Supplied entries:
================================

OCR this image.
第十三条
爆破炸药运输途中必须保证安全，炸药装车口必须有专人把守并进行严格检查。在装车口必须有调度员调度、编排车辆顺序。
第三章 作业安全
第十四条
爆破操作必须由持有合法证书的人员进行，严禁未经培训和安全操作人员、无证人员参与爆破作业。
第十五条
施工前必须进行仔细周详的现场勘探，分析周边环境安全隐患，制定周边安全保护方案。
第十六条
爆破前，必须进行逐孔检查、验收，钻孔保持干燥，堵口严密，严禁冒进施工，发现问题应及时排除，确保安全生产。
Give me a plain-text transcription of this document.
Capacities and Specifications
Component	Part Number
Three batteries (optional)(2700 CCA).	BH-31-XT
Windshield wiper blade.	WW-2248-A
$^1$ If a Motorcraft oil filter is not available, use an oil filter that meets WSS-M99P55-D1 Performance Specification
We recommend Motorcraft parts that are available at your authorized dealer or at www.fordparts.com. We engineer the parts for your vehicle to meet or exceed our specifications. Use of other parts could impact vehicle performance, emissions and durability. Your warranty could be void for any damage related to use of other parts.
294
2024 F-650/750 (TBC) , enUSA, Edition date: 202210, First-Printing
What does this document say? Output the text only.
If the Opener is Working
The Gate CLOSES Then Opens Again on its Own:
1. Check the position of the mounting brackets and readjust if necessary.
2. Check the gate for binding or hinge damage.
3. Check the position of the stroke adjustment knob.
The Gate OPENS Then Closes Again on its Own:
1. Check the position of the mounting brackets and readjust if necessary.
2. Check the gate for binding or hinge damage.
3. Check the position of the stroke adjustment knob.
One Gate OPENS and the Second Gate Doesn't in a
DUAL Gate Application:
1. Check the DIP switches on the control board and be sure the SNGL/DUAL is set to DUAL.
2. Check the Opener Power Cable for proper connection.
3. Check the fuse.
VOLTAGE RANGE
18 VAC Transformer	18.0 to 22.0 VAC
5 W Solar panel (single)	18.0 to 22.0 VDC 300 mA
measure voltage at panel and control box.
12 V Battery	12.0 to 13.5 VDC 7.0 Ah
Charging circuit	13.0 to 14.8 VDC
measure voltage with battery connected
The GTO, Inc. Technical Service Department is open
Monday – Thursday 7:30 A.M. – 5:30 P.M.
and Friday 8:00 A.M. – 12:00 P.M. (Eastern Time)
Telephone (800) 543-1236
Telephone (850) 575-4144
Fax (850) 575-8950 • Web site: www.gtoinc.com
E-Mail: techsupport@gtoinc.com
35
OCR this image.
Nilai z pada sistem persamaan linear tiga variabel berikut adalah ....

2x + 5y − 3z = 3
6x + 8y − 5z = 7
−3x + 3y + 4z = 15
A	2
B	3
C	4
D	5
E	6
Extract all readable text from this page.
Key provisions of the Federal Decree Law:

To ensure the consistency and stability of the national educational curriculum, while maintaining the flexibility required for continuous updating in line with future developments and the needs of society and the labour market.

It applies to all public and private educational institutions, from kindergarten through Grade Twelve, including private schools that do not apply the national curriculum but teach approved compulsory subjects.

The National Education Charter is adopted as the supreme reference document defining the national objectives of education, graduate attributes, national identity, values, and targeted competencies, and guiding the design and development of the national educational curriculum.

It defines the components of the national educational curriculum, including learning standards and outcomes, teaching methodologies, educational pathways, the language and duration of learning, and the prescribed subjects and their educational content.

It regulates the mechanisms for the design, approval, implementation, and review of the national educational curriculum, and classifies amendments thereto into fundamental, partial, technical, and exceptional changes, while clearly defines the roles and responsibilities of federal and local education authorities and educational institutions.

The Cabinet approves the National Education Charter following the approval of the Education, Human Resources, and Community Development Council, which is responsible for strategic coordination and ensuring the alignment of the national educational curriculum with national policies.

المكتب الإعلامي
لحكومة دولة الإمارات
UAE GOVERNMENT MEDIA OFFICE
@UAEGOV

================================

Problem to solve:
Return every line in the listing that contains the word "this".

Result:
OCR this image.
Give me a plain-text transcription of this document.
What does this document say? Output the text only.
OCR this image.
Extract all readable text from this page.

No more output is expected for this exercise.